(Dataset rows)
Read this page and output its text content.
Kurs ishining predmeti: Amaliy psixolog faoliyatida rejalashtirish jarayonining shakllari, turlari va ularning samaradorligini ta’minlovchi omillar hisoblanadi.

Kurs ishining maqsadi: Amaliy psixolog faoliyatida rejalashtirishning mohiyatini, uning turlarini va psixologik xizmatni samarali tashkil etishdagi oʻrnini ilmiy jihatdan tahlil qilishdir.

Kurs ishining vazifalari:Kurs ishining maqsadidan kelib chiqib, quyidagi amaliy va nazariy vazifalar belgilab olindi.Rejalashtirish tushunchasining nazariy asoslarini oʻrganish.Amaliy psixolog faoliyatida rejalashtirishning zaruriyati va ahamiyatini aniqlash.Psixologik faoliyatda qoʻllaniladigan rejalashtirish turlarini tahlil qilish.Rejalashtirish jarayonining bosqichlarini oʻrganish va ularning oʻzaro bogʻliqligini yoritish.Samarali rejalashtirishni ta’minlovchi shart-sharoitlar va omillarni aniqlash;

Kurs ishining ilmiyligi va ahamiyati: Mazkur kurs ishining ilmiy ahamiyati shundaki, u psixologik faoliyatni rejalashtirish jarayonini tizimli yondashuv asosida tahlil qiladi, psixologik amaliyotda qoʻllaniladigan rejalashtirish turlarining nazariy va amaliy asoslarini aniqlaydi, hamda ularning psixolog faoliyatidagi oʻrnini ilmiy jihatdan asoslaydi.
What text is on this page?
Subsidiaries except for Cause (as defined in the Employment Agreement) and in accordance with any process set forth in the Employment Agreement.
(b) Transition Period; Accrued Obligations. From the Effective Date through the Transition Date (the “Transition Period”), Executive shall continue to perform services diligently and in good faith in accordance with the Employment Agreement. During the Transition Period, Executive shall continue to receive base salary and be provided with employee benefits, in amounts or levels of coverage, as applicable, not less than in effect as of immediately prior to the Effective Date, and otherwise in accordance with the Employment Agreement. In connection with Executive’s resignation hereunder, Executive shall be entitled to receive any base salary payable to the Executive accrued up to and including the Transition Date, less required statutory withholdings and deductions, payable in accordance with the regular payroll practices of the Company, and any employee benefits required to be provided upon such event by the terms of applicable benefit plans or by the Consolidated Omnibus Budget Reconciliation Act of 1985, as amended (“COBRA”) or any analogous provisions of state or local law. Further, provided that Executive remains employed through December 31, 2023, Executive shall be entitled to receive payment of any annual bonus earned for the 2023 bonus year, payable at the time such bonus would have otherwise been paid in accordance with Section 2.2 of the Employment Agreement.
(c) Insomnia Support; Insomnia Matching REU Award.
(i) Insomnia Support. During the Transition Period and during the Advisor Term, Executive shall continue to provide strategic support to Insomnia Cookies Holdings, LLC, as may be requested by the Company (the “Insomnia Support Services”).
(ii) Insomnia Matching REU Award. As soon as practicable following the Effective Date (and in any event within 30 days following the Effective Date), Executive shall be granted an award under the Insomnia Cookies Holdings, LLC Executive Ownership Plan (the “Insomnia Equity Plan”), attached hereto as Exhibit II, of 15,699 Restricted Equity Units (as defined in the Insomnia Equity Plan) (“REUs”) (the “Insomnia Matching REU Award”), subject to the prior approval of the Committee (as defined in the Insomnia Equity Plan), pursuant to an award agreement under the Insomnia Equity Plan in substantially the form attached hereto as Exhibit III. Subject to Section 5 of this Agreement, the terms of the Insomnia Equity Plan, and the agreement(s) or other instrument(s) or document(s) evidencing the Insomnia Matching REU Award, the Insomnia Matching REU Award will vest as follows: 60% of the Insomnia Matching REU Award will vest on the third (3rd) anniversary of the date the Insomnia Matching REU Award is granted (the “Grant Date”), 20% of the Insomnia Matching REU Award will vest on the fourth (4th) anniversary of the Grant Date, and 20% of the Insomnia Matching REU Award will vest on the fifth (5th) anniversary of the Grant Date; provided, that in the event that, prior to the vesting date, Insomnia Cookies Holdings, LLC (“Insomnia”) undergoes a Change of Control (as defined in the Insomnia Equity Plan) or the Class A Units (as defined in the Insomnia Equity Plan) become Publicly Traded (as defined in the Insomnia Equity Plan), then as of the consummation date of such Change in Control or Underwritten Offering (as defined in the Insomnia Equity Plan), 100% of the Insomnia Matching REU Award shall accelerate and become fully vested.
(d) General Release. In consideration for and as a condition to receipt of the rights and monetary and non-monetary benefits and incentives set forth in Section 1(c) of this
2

**Directions:** Check every line of the listing for the string "nazariy" and report how many lines have it, as a number alone.

**Reply:** 2